▸ **O seu objetivo**
Prossiga o texto sobre o risco de a guerra no Sudão alastrar à República Centro-Africana e ao Chade, começando logo depois da última frase apresentada.

▸ **Texto fornecido**
EQUIPA DA ADF
Com os combates entre os generais rivais do Sudão a não darem sinais de abrandamento, os especialistas estão atentos à possibilidade de o conflito alastrar-se para a República Centro-Africana (RCA) e o Chade.
Os vizinhos do Sudão a norte e a leste também enfrentam repercussões, mas os seus vizinhos ocidentais partilham laços étnicos únicos, laços históricos e a presença de rebeldes e de mercenários do Grupo Wagner, que podem transformar-se num conflito regional.
Para além disso, a RCA e o Chade partilham uma fronteira com a volátil região sudanesa de Darfur, onde já se registaram combates no passado. Milhares de sudaneses já fugiram para a RCA e o Chade em busca de refúgio contra a violência.
A fronteira da RCA com o Darfur Central e o Darfur do Sul continua aberta, permitindo a potencial transferência de armas e de combatentes apoiados pelo Grupo Wagner, que se encontra activo em ambos os lados da fronteira. O Chade fechou a sua fronteira de 1.400 quilómetros com o Sudão para impedir a potencial propagação da violência. Não se sabe até que ponto isso funcionará na região fronteiriça, historicamente porosa.
“Apesar da sua postura de neutralidade, ambos os países podem vir a envolver-se no conflito do Sudão devido a estas dinâmicas comunitárias transfronteiriças,” escreveram recentemente os investigadores Remadji Hoinathy e Yamingué Bétinbaye para o Instituto de Estudos de Segurança.
RCA: Na República Centro-Africana, a situação em relação ao Sudão é simples: “Estão do lado de Hemedti,” disse recentemente ao Middle East Eye o analista sudanês Kholood Khair, director do grupo de reflexão Confluence Advisory, de Cartum.
Hemedti é o nome utilizado pelo chefe das Forças de Apoio Rápido (RSF), General Mohamed Hamdan Dagalo. Ele recrutou combatentes da RCA e controla a fronteira de Um Dafuq. Hemedti e o governo da RCA partilham um aliado comum, o Grupo Wagner, que está profundamente envolvido na extracção de ouro em ambos os lados da fronteira.
Os rebeldes da RCA da Coligação de Patriotas para a Mudança (CPC) informaram que os combatentes do Grupo Wagner estão a enviar armas e reforços para as RSF através de Um Dafuq. As duas forças também se reuniram na fronteira para decidir que tipo de apoio será prestado às RSF através de Um Dafuq.
“As nossas forças, enquanto oposição da RCA, estão a lutar contra o Grupo Wagner e as forças do exército da RCA, pelo que estamos também a tentar coordenar a nossa acção com o exército sudanês, a fim de pôr termo ao apoio mútuo que o governo da RCA, o Grupo Wagner e as RSF estão a prestar uns aos outros,” disseram fontes não identificadas da CPC ao Middle East Eye.
Tal como as províncias chadianas a norte, os municípios de Vakaga e Haute-Kotto, da RCA, foram vítimas de violência por parte das forças Janjaweed no passado. As RSF evoluíram a partir das milícias Janjaweed que foram utilizadas pelo antigo ditador sudanês, Omar al-Bashir, para reprimir as rebeliões na região de Darfur, em 2003.

▸ **Dados**
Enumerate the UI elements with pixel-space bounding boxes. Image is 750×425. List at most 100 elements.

▸ **Resultado do exercício**
Chade: O Chade está alinhado com al-Burhan e com as Forças Armadas do Sudão (SAF), mas mantém-se oficialmente neutro em relação ao conflito no Sudão.
A neutralidade do governo é complicada pelas ligações familiares do líder chadiano, Mahamat Déby, ao grupo étnico Zaghawa. A população Zaghawa vive em ambos os lados da fronteira entre o Chade e o Sudão e inclui uma milícia chefiada pelo governador do Darfur do Norte, Suliman Arcua “Minni” Minnawi, um aliado de al-Burhan.
As actividades das RSF, ao longo da fronteira entre o Chade e o Sudão, nos últimos 20 anos, granjearam-lhe a animosidade dos Zaghawa e de outras comunidades locais, segundo os especialistas. As milícias Janjaweed, que actualmente integram as RSF, mataram centenas de pessoas nas províncias de Wadi Fira, Ouaddai e Sila, que fazem fronteira com o Darfur.
A família de Hemedti é originária do Chade e ele tem um primo que é general no exército chadiano. Estas ligações aumentam o risco de Hemedti se imiscuir na frágil política do Chade. Por isso, Déby e outros responsáveis chadianos estão a ser cautelosos em relação ao conflito no Sudão, segundo Jerome Tubiana, antigo analista do Sudão, do Grupo Internacional de Crise (GIC).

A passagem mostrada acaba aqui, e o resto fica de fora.